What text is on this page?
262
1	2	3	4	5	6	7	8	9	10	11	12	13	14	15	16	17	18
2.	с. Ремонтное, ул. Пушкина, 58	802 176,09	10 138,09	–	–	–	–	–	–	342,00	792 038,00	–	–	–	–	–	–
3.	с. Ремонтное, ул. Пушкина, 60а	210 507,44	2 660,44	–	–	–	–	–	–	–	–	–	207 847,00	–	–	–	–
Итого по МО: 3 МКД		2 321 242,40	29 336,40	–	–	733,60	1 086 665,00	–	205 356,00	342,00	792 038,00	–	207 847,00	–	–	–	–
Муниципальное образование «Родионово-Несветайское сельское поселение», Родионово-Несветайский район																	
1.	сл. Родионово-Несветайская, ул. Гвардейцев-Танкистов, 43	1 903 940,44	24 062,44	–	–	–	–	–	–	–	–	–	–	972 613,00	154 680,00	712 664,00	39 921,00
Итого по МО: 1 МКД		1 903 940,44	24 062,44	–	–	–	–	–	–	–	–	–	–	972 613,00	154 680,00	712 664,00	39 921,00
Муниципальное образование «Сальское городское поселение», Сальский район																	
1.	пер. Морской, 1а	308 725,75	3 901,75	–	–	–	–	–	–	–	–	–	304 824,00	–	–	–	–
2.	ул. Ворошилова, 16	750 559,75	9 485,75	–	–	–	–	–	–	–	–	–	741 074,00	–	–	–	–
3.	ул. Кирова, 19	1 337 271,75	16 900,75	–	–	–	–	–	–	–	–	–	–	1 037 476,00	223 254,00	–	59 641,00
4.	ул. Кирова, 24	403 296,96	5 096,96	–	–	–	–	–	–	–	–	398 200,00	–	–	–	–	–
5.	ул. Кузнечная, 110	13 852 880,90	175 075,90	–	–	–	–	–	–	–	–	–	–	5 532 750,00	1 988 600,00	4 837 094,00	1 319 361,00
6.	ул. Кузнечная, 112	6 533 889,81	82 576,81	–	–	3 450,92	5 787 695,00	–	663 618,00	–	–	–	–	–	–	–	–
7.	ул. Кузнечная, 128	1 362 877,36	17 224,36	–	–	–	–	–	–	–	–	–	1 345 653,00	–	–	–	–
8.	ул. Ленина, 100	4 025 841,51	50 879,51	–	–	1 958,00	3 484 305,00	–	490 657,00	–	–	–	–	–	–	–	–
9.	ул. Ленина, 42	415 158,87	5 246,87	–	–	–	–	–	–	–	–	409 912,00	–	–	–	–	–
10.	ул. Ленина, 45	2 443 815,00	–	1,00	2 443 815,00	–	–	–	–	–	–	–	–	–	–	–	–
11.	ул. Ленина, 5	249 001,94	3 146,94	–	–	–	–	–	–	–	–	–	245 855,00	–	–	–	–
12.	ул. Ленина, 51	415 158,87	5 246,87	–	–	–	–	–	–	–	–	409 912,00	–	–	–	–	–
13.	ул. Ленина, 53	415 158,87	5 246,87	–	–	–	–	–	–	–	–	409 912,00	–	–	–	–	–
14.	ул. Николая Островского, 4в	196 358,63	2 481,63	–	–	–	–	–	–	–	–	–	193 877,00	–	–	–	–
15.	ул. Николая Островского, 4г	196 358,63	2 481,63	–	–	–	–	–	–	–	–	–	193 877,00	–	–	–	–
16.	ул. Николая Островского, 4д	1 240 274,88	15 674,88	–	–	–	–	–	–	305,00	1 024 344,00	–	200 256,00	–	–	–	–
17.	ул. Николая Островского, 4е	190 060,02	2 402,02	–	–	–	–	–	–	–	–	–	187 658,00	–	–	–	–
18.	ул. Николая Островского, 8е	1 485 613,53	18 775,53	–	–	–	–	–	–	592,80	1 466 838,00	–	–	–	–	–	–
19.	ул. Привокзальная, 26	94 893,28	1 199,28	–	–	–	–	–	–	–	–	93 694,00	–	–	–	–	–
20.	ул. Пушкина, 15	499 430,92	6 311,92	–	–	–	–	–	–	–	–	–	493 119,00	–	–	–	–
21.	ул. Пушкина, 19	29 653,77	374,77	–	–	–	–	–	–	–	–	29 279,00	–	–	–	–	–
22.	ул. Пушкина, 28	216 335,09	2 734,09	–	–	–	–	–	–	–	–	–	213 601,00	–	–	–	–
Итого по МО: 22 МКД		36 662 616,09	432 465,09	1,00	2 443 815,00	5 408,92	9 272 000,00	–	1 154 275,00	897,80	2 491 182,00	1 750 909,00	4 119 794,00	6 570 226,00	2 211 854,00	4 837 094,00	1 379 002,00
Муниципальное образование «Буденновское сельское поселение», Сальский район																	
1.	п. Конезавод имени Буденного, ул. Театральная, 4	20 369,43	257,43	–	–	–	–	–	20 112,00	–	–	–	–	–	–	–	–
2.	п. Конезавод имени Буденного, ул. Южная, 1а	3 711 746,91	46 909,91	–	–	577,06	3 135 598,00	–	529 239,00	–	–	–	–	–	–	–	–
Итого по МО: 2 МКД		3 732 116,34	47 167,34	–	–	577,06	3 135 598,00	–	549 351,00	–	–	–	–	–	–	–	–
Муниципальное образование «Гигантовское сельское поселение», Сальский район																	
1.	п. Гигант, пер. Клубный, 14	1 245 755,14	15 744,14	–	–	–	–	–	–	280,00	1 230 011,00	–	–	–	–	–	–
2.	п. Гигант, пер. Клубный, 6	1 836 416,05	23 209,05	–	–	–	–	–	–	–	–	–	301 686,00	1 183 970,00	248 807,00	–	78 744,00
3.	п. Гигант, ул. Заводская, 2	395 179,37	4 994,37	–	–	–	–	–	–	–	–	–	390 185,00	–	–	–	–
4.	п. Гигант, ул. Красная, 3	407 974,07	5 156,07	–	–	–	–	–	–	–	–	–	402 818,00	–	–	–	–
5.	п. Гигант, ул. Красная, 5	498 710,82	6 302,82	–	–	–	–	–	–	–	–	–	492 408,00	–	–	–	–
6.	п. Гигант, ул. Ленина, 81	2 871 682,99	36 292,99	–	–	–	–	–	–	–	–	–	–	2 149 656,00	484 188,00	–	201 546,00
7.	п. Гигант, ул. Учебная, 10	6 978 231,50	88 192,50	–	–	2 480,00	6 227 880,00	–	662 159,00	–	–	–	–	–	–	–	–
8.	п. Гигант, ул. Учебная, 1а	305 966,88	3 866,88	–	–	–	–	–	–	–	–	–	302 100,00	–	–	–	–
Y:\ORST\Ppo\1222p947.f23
○ ○ ○
Aim of the exercise. Write out the entries above word for word.

Worked answer.
What text is on this page?
262
1	2	3	4	5	6	7	8	9	10	11	12	13	14	15	16	17	18
2.	с. Ремонтное, ул. Пушкина, 58	802 176,09	10 138,09	–	–	–	–	–	–	342,00	792 038,00	–	–	–	–	–	–
3.	с. Ремонтное, ул. Пушкина, 60а	210 507,44	2 660,44	–	–	–	–	–	–	–	–	–	207 847,00	–	–	–	–
Итого по МО: 3 МКД		2 321 242,40	29 336,40	–	–	733,60	1 086 665,00	–	205 356,00	342,00	792 038,00	–	207 847,00	–	–	–	–
Муниципальное образование «Родионово-Несветайское сельское поселение», Родионово-Несветайский район																	
1.	сл. Родионово-Несветайская, ул. Гвардейцев-Танкистов, 43	1 903 940,44	24 062,44	–	–	–	–	–	–	–	–	–	–	972 613,00	154 680,00	712 664,00	39 921,00
Итого по МО: 1 МКД		1 903 940,44	24 062,44	–	–	–	–	–	–	–	–	–	–	972 613,00	154 680,00	712 664,00	39 921,00
Муниципальное образование «Сальское городское поселение», Сальский район																	
1.	пер. Морской, 1а	308 725,75	3 901,75	–	–	–	–	–	–	–	–	–	304 824,00	–	–	–	–
2.	ул. Ворошилова, 16	750 559,75	9 485,75	–	–	–	–	–	–	–	–	–	741 074,00	–	–	–	–
3.	ул. Кирова, 19	1 337 271,75	16 900,75	–	–	–	–	–	–	–	–	–	–	1 037 476,00	223 254,00	–	59 641,00
4.	ул. Кирова, 24	403 296,96	5 096,96	–	–	–	–	–	–	–	–	398 200,00	–	–	–	–	–
5.	ул. Кузнечная, 110	13 852 880,90	175 075,90	–	–	–	–	–	–	–	–	–	–	5 532 750,00	1 988 600,00	4 837 094,00	1 319 361,00
6.	ул. Кузнечная, 112	6 533 889,81	82 576,81	–	–	3 450,92	5 787 695,00	–	663 618,00	–	–	–	–	–	–	–	–
7.	ул. Кузнечная, 128	1 362 877,36	17 224,36	–	–	–	–	–	–	–	–	–	1 345 653,00	–	–	–	–
8.	ул. Ленина, 100	4 025 841,51	50 879,51	–	–	1 958,00	3 484 305,00	–	490 657,00	–	–	–	–	–	–	–	–
9.	ул. Ленина, 42	415 158,87	5 246,87	–	–	–	–	–	–	–	–	409 912,00	–	–	–	–	–
10.	ул. Ленина, 45	2 443 815,00	–	1,00	2 443 815,00	–	–	–	–	–	–	–	–	–	–	–	–
11.	ул. Ленина, 5	249 001,94	3 146,94	–	–	–	–	–	–	–	–	–	245 855,00	–	–	–	–
12.	ул. Ленина, 51	415 158,87	5 246,87	–	–	–	–	–	–	–	–	409 912,00	–	–	–	–	–
13.	ул. Ленина, 53	415 158,87	5 246,87	–	–	–	–	–	–	–	–	409 912,00	–	–	–	–	–
14.	ул. Николая Островского, 4в	196 358,63	2 481,63	–	–	–	–	–	–	–	–	–	193 877,00	–	–	–	–
15.	ул. Николая Островского, 4г	196 358,63	2 481,63	–	–	–	–	–	–	–	–	–	193 877,00	–	–	–	–
16.	ул. Николая Островского, 4д	1 240 274,88	15 674,88	–	–	–	–	–	–	305,00	1 024 344,00	–	200 256,00	–	–	–	–
17.	ул. Николая Островского, 4е	190 060,02	2 402,02	–	–	–	–	–	–	–	–	–	187 658,00	–	–	–	–
18.	ул. Николая Островского, 8е	1 485 613,53	18 775,53	–	–	–	–	–	–	592,80	1 466 838,00	–	–	–	–	–	–
19.	ул. Привокзальная, 26	94 893,28	1 199,28	–	–	–	–	–	–	–	–	93 694,00	–	–	–	–	–
20.	ул. Пушкина, 15	499 430,92	6 311,92	–	–	–	–	–	–	–	–	–	493 119,00	–	–	–	–
21.	ул. Пушкина, 19	29 653,77	374,77	–	–	–	–	–	–	–	–	29 279,00	–	–	–	–	–
22.	ул. Пушкина, 28	216 335,09	2 734,09	–	–	–	–	–	–	–	–	–	213 601,00	–	–	–	–
Итого по МО: 22 МКД		36 662 616,09	432 465,09	1,00	2 443 815,00	5 408,92	9 272 000,00	–	1 154 275,00	897,80	2 491 182,00	1 750 909,00	4 119 794,00	6 570 226,00	2 211 854,00	4 837 094,00	1 379 002,00
Муниципальное образование «Буденновское сельское поселение», Сальский район																	
1.	п. Конезавод имени Буденного, ул. Театральная, 4	20 369,43	257,43	–	–	–	–	–	20 112,00	–	–	–	–	–	–	–	–
2.	п. Конезавод имени Буденного, ул. Южная, 1а	3 711 746,91	46 909,91	–	–	577,06	3 135 598,00	–	529 239,00	–	–	–	–	–	–	–	–
Итого по МО: 2 МКД		3 732 116,34	47 167,34	–	–	577,06	3 135 598,00	–	549 351,00	–	–	–	–	–	–	–	–
Муниципальное образование «Гигантовское сельское поселение», Сальский район																	
1.	п. Гигант, пер. Клубный, 14	1 245 755,14	15 744,14	–	–	–	–	–	–	280,00	1 230 011,00	–	–	–	–	–	–
2.	п. Гигант, пер. Клубный, 6	1 836 416,05	23 209,05	–	–	–	–	–	–	–	–	–	301 686,00	1 183 970,00	248 807,00	–	78 744,00
3.	п. Гигант, ул. Заводская, 2	395 179,37	4 994,37	–	–	–	–	–	–	–	–	–	390 185,00	–	–	–	–
4.	п. Гигант, ул. Красная, 3	407 974,07	5 156,07	–	–	–	–	–	–	–	–	–	402 818,00	–	–	–	–
5.	п. Гигант, ул. Красная, 5	498 710,82	6 302,82	–	–	–	–	–	–	–	–	–	492 408,00	–	–	–	–
6.	п. Гигант, ул. Ленина, 81	2 871 682,99	36 292,99	–	–	–	–	–	–	–	–	–	–	2 149 656,00	484 188,00	–	201 546,00
7.	п. Гигант, ул. Учебная, 10	6 978 231,50	88 192,50	–	–	2 480,00	6 227 880,00	–	662 159,00	–	–	–	–	–	–	–	–
8.	п. Гигант, ул. Учебная, 1а	305 966,88	3 866,88	–	–	–	–	–	–	–	–	–	302 100,00	–	–	–	–
Y:\ORST\Ppo\1222p947.f23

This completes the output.